SÉRIE DE CONSIGNES –
A: Dans le texte sur le salon de coiffure, relevez chaque couleur de cheveux attribuée à la femme éternelle avec le mot qui l'accompagne.
B: Recopiez le passage du texte sur le salon de coiffure depuis « à Nantes en » jusqu'à « ces fortes têtes. » inclus.

La
capillarité en action ...
J'aime
les salons de coiffure pour hommes, les conversations y sont à nulle
autre pareilles, empreintes de la dignité qui sied à celui qui a
les cheveux mouillés. N'ayant ni un cheveu sur la langue ni un poil
dans la main celle qui frappe sur le clavier, je vais vous restituer
ces propos sans queue de cheval ni tête de linotte !
Des
personnages singuliers, hirsutes mais imberbes se crêpaient le
chignon à propos de leurs professions, qu'ils prétendaient être en
vogue, dans le monde étrange de l'absurde capillaire. Ils tenaient
des propos échevelés et embrouillés et je ne parvenais pas à
démêler cet écheveau confus. Il était question d'une nouvelle
vague qui défrise, d'une frange qui prend racine et d'une « perm' »
à Nantes en des temps lointains quand sévissait encore le service
militaire aux cheveux courts...
Enfin,
je retrouvai le fil et je pus relever la tête sous le sèche-cheveux
afin de retrouver mes esprits. Ces hommes, tout en discourant des
mérites respectifs de la femme éternelle : blonde gironde, brune
commune, rousse frimousse, blanche franche ou grise soumise,
décrivaient leurs activités professionnelles qui les rendaient si
experts dans la connaissance de ces fortes têtes.

DONNÉES FOURNIES –
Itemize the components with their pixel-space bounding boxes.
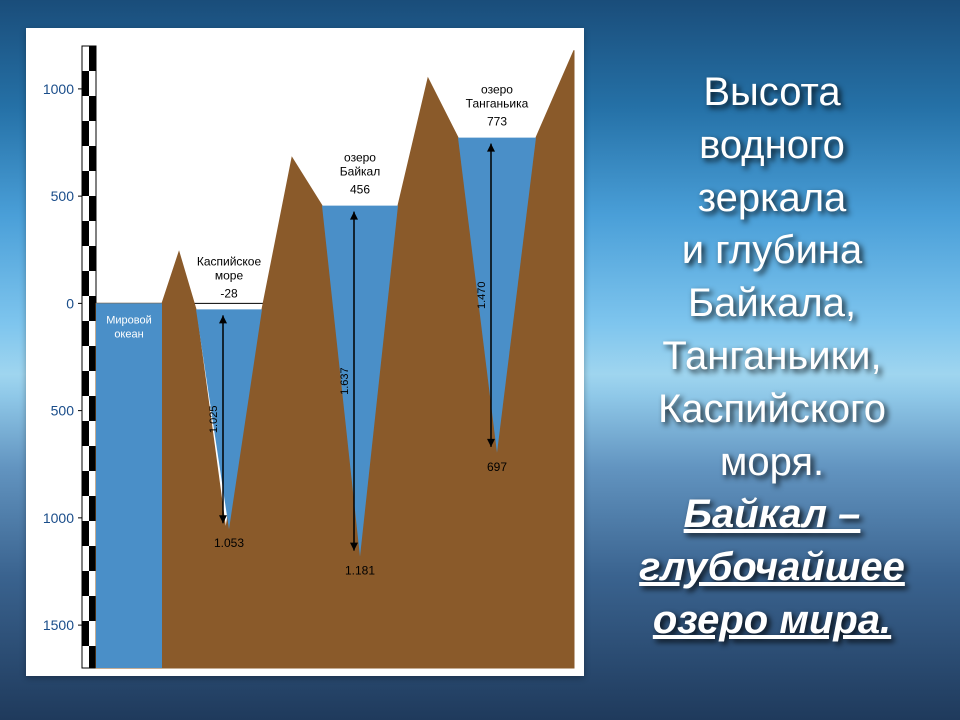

CORRIGÉ –
A:
blonde gironde
brune commune
rousse frimousse
blanche franche
grise soumise

B:
à Nantes en des temps lointains quand sévissait encore le service
militaire aux cheveux courts...
Enfin,
je retrouvai le fil et je pus relever la tête sous le sèche-cheveux
afin de retrouver mes esprits. Ces hommes, tout en discourant des
mérites respectifs de la femme éternelle : blonde gironde, brune
commune, rousse frimousse, blanche franche ou grise soumise,
décrivaient leurs activités professionnelles qui les rendaient si
experts dans la connaissance de ces fortes têtes.